Goal of the exercise: Retype only what runs from the line that contains "Type out the text in this image." through the last line of the listing below, both lines included.

Given entries:

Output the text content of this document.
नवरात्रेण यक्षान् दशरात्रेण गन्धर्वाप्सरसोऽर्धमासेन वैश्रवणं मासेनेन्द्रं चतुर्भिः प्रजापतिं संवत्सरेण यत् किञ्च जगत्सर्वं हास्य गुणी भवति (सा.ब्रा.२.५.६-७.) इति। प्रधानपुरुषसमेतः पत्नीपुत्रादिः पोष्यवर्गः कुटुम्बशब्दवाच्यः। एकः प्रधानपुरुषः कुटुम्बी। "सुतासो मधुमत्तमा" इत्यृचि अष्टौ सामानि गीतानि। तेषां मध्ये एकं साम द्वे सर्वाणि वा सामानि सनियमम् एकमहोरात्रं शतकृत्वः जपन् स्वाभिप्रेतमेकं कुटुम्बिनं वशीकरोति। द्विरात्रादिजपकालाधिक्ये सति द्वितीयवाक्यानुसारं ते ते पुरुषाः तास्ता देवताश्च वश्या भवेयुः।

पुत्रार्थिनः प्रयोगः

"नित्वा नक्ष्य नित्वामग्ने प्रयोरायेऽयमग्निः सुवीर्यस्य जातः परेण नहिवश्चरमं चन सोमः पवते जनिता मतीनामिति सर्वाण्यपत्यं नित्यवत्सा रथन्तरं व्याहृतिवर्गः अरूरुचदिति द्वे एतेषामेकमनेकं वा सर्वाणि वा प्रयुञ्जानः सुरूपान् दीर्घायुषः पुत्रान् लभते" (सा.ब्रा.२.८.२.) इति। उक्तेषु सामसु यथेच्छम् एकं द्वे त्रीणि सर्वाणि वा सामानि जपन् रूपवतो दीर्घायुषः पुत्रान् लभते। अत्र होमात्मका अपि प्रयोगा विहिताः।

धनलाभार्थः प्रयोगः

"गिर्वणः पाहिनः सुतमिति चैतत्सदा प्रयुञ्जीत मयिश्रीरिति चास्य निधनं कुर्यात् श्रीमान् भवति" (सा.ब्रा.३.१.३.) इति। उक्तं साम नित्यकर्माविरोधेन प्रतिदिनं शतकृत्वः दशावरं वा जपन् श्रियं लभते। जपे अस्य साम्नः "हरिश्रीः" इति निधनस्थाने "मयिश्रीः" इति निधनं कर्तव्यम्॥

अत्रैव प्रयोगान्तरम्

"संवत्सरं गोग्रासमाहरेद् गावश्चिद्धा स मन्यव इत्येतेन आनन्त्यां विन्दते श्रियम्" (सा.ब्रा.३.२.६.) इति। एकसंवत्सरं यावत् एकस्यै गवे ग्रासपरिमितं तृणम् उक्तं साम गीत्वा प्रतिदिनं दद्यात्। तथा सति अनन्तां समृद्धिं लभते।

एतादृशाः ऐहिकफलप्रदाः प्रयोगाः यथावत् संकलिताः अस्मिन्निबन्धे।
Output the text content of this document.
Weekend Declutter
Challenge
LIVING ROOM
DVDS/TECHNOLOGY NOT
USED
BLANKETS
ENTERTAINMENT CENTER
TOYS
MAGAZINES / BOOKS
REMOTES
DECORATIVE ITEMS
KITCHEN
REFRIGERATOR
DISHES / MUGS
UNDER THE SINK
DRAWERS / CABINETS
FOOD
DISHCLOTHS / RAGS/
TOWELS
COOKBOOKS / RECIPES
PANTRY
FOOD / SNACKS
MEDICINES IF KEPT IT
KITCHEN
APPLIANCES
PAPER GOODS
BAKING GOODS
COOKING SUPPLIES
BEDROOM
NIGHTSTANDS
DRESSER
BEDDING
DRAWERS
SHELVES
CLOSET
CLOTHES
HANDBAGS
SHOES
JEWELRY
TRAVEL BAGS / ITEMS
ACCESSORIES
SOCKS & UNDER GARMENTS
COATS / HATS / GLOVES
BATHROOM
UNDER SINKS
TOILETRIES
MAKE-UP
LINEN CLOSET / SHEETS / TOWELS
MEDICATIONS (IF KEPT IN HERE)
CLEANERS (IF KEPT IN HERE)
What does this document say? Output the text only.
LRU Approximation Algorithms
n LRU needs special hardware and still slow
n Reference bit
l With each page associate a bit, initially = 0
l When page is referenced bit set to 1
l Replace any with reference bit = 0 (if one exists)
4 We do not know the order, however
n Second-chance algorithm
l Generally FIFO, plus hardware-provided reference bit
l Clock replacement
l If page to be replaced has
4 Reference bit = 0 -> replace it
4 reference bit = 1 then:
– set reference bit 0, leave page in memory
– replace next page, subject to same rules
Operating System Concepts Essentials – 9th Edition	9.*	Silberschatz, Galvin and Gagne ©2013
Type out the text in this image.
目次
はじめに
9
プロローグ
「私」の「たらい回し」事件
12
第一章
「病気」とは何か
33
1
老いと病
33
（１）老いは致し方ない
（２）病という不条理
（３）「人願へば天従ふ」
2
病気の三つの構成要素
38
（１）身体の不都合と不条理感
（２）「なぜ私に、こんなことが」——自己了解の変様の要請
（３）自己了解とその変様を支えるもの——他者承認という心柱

Solution to this task:
Type out the text in this image.
目次
はじめに
9
プロローグ
「私」の「たらい回し」事件
12
第一章
「病気」とは何か
33
1
老いと病
33
（１）老いは致し方ない
（２）病という不条理
（３）「人願へば天従ふ」
2
病気の三つの構成要素
38
（１）身体の不都合と不条理感
（２）「なぜ私に、こんなことが」——自己了解の変様の要請
（３）自己了解とその変様を支えるもの——他者承認という心柱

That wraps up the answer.